▸ **Records provided**
::::
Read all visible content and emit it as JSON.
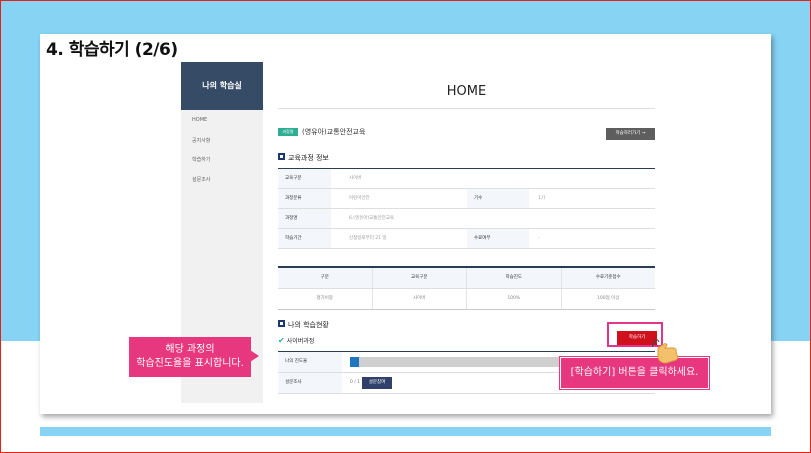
{
  "slide": {
    "title": "4. 학습하기 (2/6)"
  },
  "sidebar": {
    "title": "나의 학습실",
    "items": [
      {
        "label": "HOME"
      },
      {
        "label": "공지사항"
      },
      {
        "label": "학습하기"
      },
      {
        "label": "설문조사"
      }
    ]
  },
  "main": {
    "title": "HOME",
    "course_badge": "과정명",
    "course_name": "(영유아)교통안전교육",
    "go_study_button": "학습하러가기 →",
    "info_section_title": "교육과정 정보",
    "info_rows": {
      "category_label": "교육구분",
      "category_value": "사이버",
      "field_label": "과정분류",
      "field_value": "어린이안전",
      "term_label": "기수",
      "term_value": "1기",
      "course_label": "과정명",
      "course_value": "6.(영유아)교통안전교육",
      "period_label": "학습기간",
      "period_value": "신청일로부터 21 일",
      "completion_label": "수료여부",
      "completion_value": "-"
    },
    "stats_table": {
      "headers": [
        "구분",
        "교육구분",
        "학습진도",
        "수료기준점수"
      ],
      "row": [
        "평가비중",
        "사이버",
        "100%",
        "100점 이상"
      ]
    },
    "my_status_title": "나의 학습현황",
    "cyber_label": "사이버과정",
    "study_button": "학습하기",
    "progress_label": "나의 진도율",
    "progress_fraction": 0.03,
    "survey_label": "설문조사",
    "survey_count": "0 / 1",
    "survey_button": "설문참여"
  },
  "annotations": {
    "left_line1": "해당 과정의",
    "left_line2": "학습진도율을 표시합니다.",
    "right": "[학습하기] 버튼을 클릭하세요."
  },
  "colors": {
    "accent_pink": "#e6377f",
    "study_red": "#d0101c",
    "sky": "#87d3f3",
    "nav_dark": "#364b65"
  }
}
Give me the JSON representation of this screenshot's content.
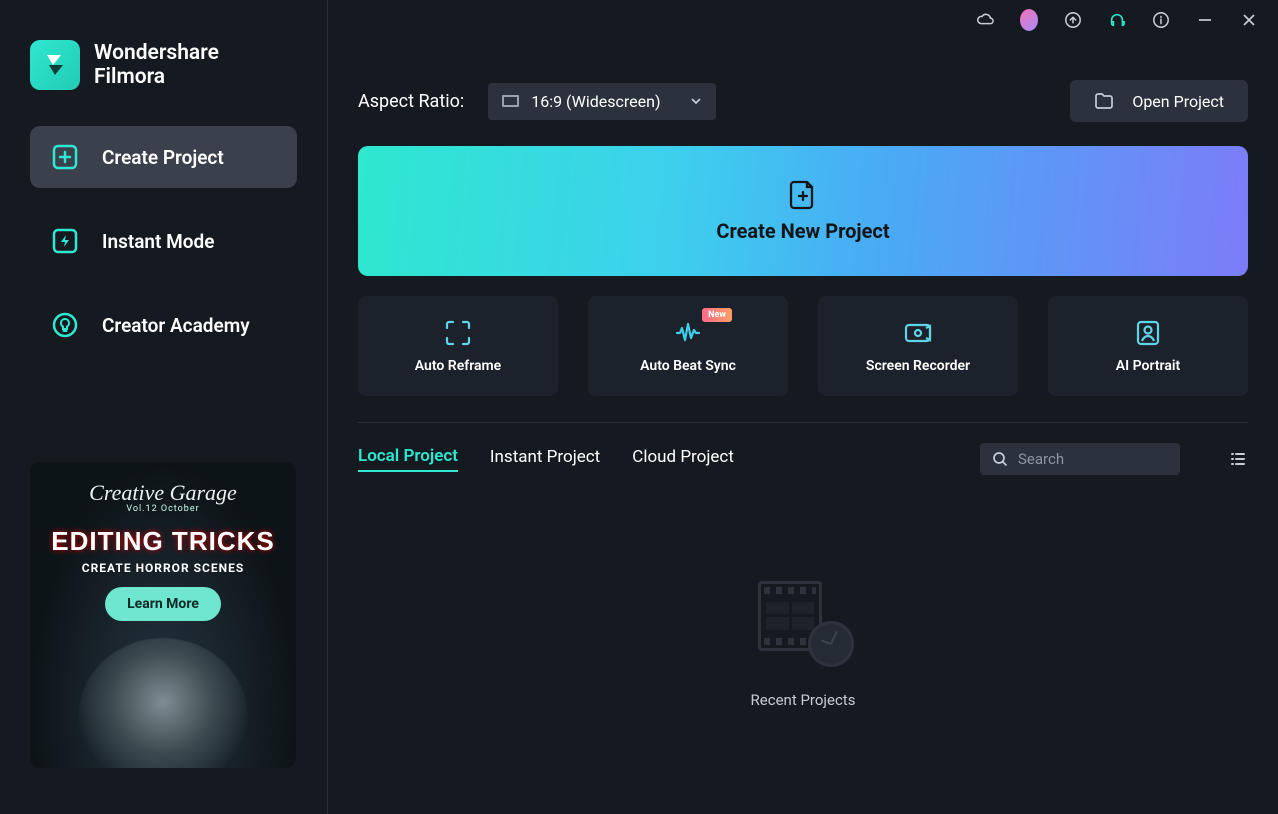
::::
▸ **Task description**
Pull out every line in the data above that has the word "JSON".

▸ **Solution to this problem**
Read all visible content and emit it as JSON.
Give me the JSON representation of this screenshot's content.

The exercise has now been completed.